Could you return every record below exactly as it is written?

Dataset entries
◆ ◆ ◆ ◆ ◆ ◆ ◆

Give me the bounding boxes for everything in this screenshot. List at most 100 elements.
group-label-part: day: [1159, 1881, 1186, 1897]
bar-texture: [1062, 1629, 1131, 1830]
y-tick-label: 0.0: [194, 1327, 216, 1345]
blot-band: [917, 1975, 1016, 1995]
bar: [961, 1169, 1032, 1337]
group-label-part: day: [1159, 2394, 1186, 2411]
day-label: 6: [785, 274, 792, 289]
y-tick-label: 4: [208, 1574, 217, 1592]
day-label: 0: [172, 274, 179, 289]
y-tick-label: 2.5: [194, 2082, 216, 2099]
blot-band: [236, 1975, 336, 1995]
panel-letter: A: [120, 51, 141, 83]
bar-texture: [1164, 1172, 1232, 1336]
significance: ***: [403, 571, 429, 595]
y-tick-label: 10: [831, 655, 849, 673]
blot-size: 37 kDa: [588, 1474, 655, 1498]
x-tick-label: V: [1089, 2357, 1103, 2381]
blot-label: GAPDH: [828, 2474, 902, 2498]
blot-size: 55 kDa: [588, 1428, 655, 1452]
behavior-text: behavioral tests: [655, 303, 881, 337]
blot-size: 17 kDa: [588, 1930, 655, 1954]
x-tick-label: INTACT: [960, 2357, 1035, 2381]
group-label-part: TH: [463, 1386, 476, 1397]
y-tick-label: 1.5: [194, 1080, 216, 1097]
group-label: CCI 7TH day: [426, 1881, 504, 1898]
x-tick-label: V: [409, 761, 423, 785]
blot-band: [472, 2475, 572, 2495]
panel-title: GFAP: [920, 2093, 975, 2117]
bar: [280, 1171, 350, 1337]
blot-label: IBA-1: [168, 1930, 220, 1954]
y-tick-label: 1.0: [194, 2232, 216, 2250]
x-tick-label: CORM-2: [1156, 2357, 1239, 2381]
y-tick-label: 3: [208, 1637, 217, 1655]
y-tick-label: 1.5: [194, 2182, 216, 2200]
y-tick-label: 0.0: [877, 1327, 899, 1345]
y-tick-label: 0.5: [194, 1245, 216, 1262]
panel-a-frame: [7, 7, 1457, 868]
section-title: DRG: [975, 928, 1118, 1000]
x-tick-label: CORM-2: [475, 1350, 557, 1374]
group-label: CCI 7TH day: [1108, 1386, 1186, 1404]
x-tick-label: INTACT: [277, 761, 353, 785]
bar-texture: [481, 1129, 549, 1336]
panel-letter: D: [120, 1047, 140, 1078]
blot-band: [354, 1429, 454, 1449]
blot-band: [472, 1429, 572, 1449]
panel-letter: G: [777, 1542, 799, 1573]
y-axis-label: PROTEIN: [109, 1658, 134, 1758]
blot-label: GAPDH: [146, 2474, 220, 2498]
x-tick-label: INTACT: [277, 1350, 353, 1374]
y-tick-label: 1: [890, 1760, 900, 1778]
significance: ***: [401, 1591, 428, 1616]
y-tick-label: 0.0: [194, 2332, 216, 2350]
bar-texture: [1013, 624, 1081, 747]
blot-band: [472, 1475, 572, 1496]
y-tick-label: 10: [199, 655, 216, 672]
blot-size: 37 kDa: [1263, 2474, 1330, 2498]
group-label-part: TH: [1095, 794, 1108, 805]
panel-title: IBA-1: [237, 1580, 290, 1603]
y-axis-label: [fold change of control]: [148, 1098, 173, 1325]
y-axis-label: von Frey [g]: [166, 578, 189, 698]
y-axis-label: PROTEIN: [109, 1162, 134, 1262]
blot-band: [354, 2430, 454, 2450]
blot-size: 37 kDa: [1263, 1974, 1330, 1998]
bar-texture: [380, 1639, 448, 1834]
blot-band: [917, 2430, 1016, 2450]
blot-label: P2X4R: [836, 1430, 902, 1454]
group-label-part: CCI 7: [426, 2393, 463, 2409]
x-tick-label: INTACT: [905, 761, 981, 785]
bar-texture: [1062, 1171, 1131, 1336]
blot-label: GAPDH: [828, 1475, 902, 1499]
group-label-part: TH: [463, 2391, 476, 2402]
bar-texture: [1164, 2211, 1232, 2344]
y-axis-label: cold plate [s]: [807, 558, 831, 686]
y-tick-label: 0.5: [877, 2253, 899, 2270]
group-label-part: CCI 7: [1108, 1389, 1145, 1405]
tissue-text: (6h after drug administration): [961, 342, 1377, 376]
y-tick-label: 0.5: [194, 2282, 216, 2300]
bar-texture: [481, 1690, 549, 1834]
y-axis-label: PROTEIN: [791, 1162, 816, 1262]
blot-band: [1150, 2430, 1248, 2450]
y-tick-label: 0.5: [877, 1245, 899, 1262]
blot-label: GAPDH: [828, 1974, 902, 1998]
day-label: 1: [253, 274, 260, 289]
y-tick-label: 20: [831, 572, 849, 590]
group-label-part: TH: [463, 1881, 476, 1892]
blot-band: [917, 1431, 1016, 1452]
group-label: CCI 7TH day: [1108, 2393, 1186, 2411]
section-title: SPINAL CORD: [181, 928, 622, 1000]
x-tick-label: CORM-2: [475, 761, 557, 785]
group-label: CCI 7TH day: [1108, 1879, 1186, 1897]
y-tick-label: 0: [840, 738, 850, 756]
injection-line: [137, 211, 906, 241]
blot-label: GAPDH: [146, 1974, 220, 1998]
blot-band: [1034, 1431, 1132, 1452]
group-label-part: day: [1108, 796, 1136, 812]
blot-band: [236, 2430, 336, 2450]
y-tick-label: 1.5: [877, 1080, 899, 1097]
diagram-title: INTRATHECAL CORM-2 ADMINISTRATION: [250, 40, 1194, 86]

◆ ◆ ◆ ◆ ◆ ◆ ◆

- **TASK RESULT**:
Give me the bounding boxes for everything in this screenshot. List at most 100 elements.
group-label-part: day: [1159, 1881, 1186, 1897]
bar-texture: [1062, 1629, 1131, 1830]
y-tick-label: 0.0: [194, 1327, 216, 1345]
blot-band: [917, 1975, 1016, 1995]
bar: [961, 1169, 1032, 1337]
group-label-part: day: [1159, 2394, 1186, 2411]
day-label: 6: [785, 274, 792, 289]
y-tick-label: 4: [208, 1574, 217, 1592]
day-label: 0: [172, 274, 179, 289]
y-tick-label: 2.5: [194, 2082, 216, 2099]
blot-band: [236, 1975, 336, 1995]
panel-letter: A: [120, 51, 141, 83]
bar-texture: [1164, 1172, 1232, 1336]
significance: ***: [403, 571, 429, 595]
y-tick-label: 10: [831, 655, 849, 673]
blot-size: 37 kDa: [588, 1474, 655, 1498]
x-tick-label: V: [1089, 2357, 1103, 2381]
blot-label: GAPDH: [828, 2474, 902, 2498]
blot-size: 55 kDa: [588, 1428, 655, 1452]
behavior-text: behavioral tests: [655, 303, 881, 337]
blot-size: 17 kDa: [588, 1930, 655, 1954]
x-tick-label: INTACT: [960, 2357, 1035, 2381]
group-label-part: TH: [463, 1386, 476, 1397]
y-tick-label: 1.5: [194, 1080, 216, 1097]
group-label: CCI 7TH day: [426, 1881, 504, 1898]
x-tick-label: V: [409, 761, 423, 785]
blot-band: [472, 2475, 572, 2495]
panel-title: GFAP: [920, 2093, 975, 2117]
bar: [280, 1171, 350, 1337]
blot-label: IBA-1: [168, 1930, 220, 1954]
y-tick-label: 1.0: [194, 2232, 216, 2250]
x-tick-label: CORM-2: [1156, 2357, 1239, 2381]
y-tick-label: 3: [208, 1637, 217, 1655]
y-tick-label: 1.5: [194, 2182, 216, 2200]
y-tick-label: 0.0: [877, 1327, 899, 1345]
y-tick-label: 0.5: [194, 1245, 216, 1262]
panel-a-frame: [7, 7, 1457, 868]
section-title: DRG: [975, 928, 1118, 1000]
x-tick-label: CORM-2: [475, 1350, 557, 1374]
group-label: CCI 7TH day: [1108, 1386, 1186, 1404]
x-tick-label: INTACT: [277, 761, 353, 785]
bar-texture: [481, 1129, 549, 1336]
panel-letter: D: [120, 1047, 140, 1078]
blot-band: [354, 1429, 454, 1449]
blot-band: [472, 1429, 572, 1449]
panel-letter: G: [777, 1542, 799, 1573]
y-axis-label: PROTEIN: [109, 1658, 134, 1758]
blot-label: GAPDH: [146, 2474, 220, 2498]
x-tick-label: INTACT: [277, 1350, 353, 1374]
y-tick-label: 1: [890, 1760, 900, 1778]
significance: ***: [401, 1591, 428, 1616]
y-tick-label: 0.0: [194, 2332, 216, 2350]
bar-texture: [1013, 624, 1081, 747]
blot-band: [472, 1475, 572, 1496]
y-tick-label: 10: [199, 655, 216, 672]
blot-size: 37 kDa: [1263, 2474, 1330, 2498]
group-label-part: TH: [1095, 794, 1108, 805]
panel-title: IBA-1: [237, 1580, 290, 1603]
y-axis-label: [fold change of control]: [148, 1098, 173, 1325]
y-axis-label: von Frey [g]: [166, 578, 189, 698]
y-axis-label: PROTEIN: [109, 1162, 134, 1262]
blot-band: [354, 2430, 454, 2450]
blot-size: 37 kDa: [1263, 1974, 1330, 1998]
bar-texture: [380, 1639, 448, 1834]
blot-band: [917, 2430, 1016, 2450]
blot-label: P2X4R: [836, 1430, 902, 1454]
group-label-part: CCI 7: [426, 2393, 463, 2409]
x-tick-label: INTACT: [905, 761, 981, 785]
bar-texture: [1062, 1171, 1131, 1336]
blot-label: GAPDH: [828, 1475, 902, 1499]
group-label-part: TH: [463, 2391, 476, 2402]
bar-texture: [1164, 2211, 1232, 2344]
y-axis-label: cold plate [s]: [807, 558, 831, 686]
y-tick-label: 0.5: [877, 2253, 899, 2270]
group-label-part: CCI 7: [1108, 1389, 1145, 1405]
tissue-text: (6h after drug administration): [961, 342, 1377, 376]
y-tick-label: 0.5: [194, 2282, 216, 2300]
bar-texture: [481, 1690, 549, 1834]
y-axis-label: PROTEIN: [791, 1162, 816, 1262]
blot-band: [1150, 2430, 1248, 2450]
y-tick-label: 0.5: [877, 1245, 899, 1262]
blot-label: GAPDH: [828, 1974, 902, 1998]
day-label: 1: [253, 274, 260, 289]
y-tick-label: 20: [831, 572, 849, 590]
group-label-part: TH: [463, 1881, 476, 1892]
blot-band: [917, 1431, 1016, 1452]
group-label: CCI 7TH day: [1108, 2393, 1186, 2411]
section-title: SPINAL CORD: [181, 928, 622, 1000]
x-tick-label: CORM-2: [475, 761, 557, 785]
group-label: CCI 7TH day: [1108, 1879, 1186, 1897]
y-tick-label: 0: [840, 738, 850, 756]
injection-line: [137, 211, 906, 241]
blot-label: GAPDH: [146, 1974, 220, 1998]
blot-band: [1034, 1431, 1132, 1452]
group-label-part: day: [1108, 796, 1136, 812]
blot-band: [236, 2430, 336, 2450]
y-tick-label: 1.5: [877, 1080, 899, 1097]
diagram-title: INTRATHECAL CORM-2 ADMINISTRATION: [250, 40, 1194, 86]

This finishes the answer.